▸ Aim of the task
Copy each line in which the string "this" occurs.

▸ Extracted records
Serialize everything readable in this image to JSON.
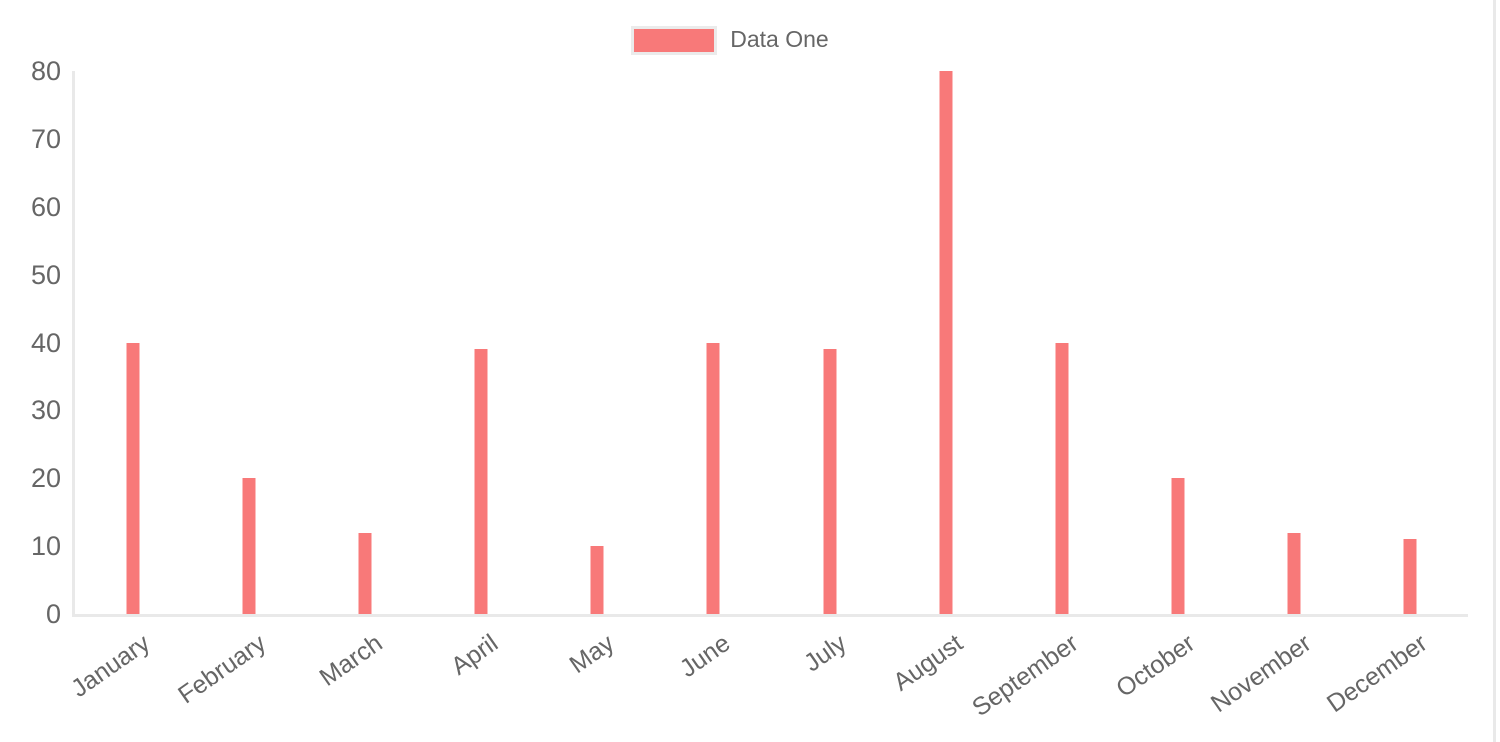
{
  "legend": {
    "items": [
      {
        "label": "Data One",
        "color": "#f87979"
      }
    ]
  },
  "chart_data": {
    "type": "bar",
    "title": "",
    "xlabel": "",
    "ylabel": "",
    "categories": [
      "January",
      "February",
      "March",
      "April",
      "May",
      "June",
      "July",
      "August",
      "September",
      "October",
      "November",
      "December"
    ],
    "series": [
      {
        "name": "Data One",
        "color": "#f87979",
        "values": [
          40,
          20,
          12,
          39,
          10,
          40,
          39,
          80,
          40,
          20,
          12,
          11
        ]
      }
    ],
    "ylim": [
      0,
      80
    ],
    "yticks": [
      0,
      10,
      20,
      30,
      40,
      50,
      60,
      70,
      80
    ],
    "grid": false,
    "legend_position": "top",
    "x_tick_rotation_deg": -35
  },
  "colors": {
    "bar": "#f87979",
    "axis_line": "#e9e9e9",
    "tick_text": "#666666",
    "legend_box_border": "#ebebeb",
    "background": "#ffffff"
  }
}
--
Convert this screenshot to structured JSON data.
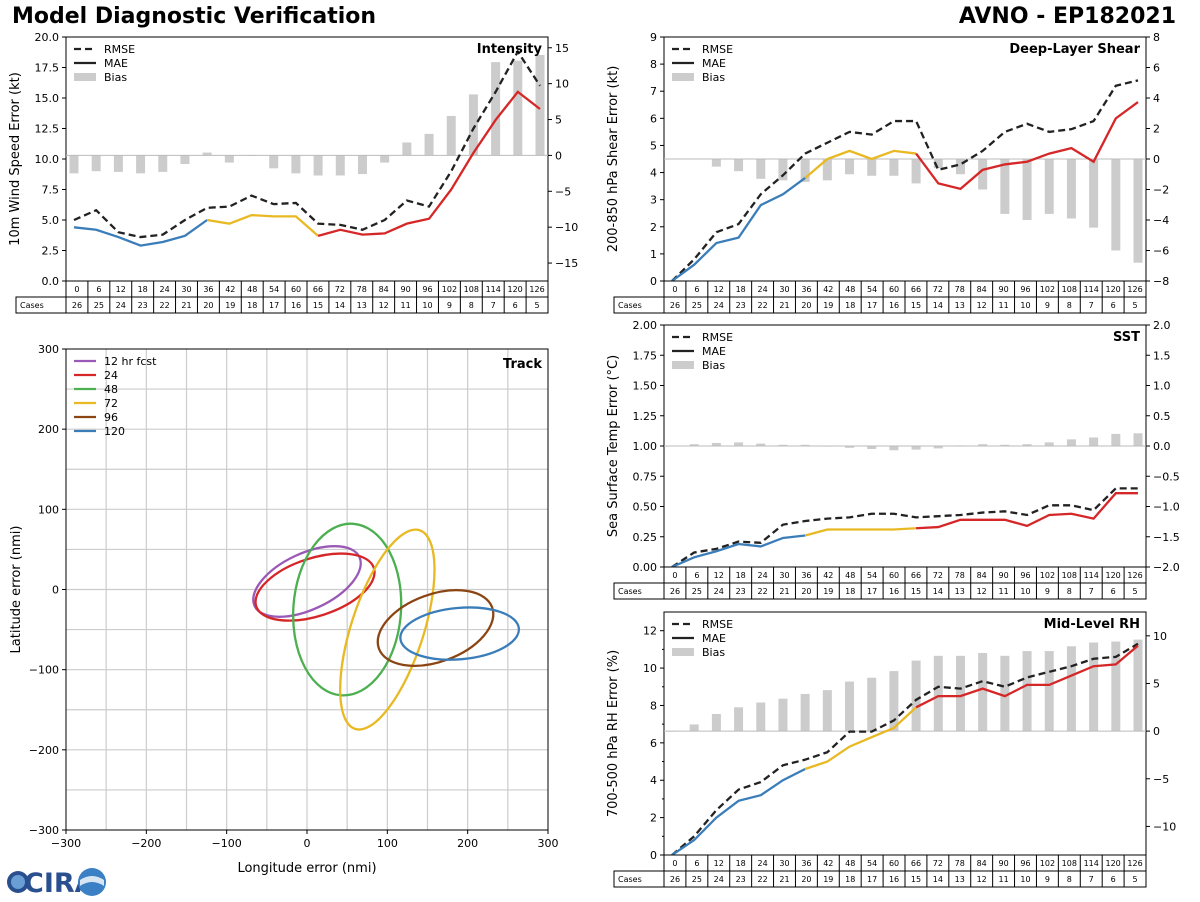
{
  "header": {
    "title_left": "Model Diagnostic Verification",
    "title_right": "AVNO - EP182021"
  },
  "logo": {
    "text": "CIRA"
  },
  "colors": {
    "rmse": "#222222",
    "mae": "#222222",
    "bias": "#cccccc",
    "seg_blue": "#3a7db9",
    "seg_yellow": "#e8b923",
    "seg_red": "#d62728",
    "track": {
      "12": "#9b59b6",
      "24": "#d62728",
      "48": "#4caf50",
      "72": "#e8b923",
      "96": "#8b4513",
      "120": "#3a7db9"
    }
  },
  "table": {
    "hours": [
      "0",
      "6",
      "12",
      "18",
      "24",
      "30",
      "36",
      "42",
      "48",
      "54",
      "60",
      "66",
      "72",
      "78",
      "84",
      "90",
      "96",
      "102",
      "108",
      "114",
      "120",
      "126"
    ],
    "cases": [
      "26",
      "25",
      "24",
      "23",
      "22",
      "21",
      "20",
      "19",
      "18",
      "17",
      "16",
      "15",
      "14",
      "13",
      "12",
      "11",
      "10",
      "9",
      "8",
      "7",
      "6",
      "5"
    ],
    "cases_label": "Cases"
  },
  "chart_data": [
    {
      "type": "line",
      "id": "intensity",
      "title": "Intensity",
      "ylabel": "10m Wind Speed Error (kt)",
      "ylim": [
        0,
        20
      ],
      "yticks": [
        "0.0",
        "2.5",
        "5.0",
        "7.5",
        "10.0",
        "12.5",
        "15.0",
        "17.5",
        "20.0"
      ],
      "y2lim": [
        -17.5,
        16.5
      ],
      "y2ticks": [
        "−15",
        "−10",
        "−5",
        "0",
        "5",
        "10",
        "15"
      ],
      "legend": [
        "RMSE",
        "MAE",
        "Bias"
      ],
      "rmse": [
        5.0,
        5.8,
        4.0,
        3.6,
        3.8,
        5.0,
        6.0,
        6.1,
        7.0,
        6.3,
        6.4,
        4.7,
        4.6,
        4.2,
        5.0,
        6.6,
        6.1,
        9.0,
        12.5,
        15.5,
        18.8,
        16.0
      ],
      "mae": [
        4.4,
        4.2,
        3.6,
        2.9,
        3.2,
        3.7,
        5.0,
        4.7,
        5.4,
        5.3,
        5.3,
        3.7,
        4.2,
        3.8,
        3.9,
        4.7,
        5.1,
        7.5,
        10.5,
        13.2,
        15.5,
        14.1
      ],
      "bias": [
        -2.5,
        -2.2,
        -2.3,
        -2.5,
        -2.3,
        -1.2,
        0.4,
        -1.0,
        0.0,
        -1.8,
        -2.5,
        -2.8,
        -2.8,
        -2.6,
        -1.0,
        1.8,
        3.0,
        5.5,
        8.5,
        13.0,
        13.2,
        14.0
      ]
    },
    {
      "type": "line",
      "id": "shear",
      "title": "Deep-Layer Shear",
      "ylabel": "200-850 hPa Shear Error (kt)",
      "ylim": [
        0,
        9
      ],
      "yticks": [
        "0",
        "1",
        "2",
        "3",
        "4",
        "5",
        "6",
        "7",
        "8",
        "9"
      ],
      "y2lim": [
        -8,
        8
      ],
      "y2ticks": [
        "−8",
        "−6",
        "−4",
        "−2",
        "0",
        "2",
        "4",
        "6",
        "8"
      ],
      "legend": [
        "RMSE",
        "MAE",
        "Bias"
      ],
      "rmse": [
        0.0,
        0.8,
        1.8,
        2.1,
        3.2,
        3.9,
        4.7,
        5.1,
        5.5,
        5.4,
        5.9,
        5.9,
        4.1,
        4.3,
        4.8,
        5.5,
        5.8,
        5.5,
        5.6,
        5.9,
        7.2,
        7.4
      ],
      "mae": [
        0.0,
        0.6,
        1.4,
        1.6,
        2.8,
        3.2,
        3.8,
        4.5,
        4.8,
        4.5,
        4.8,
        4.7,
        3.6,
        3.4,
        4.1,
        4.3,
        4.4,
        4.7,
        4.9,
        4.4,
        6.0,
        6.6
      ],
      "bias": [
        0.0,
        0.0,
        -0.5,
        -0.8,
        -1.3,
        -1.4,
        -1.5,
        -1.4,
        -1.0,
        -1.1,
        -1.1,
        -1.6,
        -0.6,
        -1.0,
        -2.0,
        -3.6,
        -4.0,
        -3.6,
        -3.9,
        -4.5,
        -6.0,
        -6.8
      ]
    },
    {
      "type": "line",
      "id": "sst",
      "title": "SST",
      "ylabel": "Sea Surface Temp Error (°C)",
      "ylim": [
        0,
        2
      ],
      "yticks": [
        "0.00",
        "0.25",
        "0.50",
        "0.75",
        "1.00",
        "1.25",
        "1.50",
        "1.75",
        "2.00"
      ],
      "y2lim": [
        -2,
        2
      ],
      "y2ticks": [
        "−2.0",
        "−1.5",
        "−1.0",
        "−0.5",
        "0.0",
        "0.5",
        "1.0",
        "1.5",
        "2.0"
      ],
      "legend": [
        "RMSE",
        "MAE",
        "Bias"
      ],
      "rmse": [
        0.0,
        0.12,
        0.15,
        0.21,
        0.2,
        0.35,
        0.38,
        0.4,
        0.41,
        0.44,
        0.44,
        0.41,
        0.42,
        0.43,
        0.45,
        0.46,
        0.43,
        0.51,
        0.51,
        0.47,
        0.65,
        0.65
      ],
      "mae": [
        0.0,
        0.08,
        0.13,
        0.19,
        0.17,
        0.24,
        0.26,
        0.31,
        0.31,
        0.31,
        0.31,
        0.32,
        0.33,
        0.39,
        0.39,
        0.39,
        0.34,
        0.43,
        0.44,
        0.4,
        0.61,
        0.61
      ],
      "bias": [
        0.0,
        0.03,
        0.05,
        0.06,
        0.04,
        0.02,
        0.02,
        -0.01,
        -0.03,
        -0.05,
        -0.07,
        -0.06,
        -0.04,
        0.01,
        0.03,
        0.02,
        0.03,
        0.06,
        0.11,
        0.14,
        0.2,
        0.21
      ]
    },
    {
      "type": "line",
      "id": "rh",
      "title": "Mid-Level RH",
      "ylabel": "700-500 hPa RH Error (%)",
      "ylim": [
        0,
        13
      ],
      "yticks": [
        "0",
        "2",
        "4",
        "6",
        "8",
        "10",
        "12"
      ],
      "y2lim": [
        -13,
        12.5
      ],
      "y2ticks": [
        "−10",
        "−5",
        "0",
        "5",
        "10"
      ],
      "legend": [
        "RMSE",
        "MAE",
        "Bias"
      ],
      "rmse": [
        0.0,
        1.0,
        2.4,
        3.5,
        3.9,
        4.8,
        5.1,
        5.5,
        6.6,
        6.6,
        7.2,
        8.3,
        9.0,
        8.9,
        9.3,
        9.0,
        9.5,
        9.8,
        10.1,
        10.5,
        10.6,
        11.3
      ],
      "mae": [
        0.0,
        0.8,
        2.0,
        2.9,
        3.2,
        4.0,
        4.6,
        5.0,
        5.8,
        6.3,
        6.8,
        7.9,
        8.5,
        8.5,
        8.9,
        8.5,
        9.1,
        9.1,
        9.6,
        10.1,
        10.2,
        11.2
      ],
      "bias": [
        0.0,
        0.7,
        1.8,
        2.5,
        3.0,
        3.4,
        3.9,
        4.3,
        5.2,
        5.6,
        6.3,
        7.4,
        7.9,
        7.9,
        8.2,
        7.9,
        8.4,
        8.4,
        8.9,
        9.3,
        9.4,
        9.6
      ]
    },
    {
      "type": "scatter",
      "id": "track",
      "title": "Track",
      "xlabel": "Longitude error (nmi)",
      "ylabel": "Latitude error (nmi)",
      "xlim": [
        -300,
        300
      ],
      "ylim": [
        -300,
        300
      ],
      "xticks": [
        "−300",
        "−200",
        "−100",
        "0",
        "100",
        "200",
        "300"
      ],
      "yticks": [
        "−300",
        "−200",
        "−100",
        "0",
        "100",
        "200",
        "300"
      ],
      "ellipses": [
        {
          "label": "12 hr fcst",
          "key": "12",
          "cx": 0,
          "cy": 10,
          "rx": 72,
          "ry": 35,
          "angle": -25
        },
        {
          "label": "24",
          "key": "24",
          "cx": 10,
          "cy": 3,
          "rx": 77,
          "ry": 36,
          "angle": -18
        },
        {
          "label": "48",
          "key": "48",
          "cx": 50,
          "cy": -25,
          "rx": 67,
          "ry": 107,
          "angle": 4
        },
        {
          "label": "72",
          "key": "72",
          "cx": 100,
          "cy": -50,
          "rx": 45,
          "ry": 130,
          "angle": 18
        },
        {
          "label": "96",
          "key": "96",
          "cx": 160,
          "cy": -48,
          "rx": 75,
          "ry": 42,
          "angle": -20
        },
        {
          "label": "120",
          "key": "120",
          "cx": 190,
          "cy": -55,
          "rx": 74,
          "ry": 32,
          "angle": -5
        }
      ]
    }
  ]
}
* * *
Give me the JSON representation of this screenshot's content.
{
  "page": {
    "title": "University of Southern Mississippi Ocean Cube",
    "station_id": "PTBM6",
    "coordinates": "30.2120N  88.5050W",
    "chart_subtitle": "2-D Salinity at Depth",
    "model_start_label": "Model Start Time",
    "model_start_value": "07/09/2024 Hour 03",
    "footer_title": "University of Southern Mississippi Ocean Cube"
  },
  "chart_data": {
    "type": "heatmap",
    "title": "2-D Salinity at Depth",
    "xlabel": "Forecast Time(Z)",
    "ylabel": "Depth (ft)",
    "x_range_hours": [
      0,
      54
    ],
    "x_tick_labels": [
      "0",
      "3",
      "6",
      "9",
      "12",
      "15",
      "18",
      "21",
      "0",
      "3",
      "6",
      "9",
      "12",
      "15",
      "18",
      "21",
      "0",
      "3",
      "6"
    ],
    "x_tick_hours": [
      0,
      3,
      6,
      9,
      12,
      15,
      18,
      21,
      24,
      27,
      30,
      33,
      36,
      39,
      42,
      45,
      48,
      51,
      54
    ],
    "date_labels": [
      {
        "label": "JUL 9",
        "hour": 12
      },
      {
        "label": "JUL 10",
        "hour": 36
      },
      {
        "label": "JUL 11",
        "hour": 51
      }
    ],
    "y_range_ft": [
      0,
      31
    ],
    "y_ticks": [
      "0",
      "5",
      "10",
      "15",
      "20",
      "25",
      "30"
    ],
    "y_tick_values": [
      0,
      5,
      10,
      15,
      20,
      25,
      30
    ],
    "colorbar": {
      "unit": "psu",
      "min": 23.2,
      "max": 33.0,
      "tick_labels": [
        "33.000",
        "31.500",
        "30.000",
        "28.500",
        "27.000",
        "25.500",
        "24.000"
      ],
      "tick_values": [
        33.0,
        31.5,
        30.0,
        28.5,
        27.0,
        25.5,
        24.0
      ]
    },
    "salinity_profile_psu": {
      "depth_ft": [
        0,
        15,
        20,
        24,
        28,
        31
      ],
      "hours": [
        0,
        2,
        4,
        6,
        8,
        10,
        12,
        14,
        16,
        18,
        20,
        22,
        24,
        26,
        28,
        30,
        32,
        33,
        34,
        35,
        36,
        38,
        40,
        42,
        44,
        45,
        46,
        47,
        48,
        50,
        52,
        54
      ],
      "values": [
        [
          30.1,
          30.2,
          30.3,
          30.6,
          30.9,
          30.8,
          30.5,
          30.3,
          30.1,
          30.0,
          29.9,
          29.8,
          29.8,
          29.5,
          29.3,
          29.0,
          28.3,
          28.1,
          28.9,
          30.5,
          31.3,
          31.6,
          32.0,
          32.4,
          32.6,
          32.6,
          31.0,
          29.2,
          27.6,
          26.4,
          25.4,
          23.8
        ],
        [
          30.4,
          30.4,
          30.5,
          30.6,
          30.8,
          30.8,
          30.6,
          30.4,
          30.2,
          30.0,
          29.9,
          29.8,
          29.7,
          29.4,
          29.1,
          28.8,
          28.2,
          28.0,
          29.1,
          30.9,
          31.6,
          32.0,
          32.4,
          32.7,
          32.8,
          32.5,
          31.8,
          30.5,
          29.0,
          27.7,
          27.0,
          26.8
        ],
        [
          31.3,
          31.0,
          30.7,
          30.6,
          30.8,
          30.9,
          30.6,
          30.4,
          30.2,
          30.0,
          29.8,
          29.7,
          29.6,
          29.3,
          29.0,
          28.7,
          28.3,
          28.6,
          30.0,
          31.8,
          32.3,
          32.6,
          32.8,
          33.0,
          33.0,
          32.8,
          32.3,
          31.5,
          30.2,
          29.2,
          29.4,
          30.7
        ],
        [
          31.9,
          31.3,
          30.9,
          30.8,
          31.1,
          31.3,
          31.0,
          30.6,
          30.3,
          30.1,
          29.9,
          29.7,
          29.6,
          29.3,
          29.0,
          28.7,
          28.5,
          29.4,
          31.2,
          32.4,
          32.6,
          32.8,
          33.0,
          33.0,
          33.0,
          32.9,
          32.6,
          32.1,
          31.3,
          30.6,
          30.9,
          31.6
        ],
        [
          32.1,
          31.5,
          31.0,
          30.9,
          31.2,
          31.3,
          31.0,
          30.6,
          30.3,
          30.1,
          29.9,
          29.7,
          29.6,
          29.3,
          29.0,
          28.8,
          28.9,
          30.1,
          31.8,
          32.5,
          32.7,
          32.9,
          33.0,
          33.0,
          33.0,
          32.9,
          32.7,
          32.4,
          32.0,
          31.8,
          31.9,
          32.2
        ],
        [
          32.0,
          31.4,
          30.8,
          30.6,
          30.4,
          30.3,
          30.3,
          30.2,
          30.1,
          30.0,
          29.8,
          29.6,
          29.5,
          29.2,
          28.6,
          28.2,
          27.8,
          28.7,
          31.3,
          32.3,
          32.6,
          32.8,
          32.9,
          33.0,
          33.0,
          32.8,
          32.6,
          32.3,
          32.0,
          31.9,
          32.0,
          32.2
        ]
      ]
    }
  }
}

▸ Task result
Serialize everything readable in this image to JSON.
Convert this screenshot to structured JSON data.
Give me the JSON representation of this screenshot's content.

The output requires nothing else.